__MATERIAL FOR THIS TASK__
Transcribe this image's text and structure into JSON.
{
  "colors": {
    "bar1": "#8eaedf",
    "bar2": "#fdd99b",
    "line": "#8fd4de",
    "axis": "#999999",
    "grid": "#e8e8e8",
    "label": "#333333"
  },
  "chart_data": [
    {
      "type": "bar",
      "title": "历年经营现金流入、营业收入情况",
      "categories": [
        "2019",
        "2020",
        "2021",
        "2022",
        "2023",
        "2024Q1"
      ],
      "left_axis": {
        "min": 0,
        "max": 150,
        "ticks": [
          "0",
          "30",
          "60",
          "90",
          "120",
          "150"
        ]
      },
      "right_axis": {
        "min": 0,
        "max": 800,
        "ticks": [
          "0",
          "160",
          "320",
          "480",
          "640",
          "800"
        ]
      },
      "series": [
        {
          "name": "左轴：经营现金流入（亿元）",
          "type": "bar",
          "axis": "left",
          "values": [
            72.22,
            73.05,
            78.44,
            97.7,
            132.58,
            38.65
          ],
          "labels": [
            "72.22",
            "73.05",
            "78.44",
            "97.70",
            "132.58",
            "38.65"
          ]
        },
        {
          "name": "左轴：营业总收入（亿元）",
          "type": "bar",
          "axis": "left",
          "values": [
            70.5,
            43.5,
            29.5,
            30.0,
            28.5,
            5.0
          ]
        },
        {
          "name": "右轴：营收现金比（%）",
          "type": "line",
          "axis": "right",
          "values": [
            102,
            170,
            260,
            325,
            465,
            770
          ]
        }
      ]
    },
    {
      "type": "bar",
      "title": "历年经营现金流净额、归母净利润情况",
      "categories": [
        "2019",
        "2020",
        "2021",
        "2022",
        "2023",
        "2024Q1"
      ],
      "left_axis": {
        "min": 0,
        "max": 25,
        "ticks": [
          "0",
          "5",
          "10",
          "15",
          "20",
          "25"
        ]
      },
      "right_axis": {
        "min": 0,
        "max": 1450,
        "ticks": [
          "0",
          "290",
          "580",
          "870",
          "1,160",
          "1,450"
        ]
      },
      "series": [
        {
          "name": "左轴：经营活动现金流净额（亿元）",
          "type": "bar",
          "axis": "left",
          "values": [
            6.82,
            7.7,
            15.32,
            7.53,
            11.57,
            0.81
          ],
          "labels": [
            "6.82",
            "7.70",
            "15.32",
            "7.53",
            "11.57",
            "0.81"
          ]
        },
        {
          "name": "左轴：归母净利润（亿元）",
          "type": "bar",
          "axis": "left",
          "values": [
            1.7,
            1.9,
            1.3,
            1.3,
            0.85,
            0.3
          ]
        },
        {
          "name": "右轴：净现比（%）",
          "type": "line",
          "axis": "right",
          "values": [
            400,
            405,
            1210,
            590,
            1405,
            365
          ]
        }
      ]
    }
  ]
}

__CHALLENGE__
From the entries above, extract each line containing "title".

__THE RESPONSE__
      "title": "历年经营现金流入、营业收入情况",
      "title": "历年经营现金流净额、归母净利润情况",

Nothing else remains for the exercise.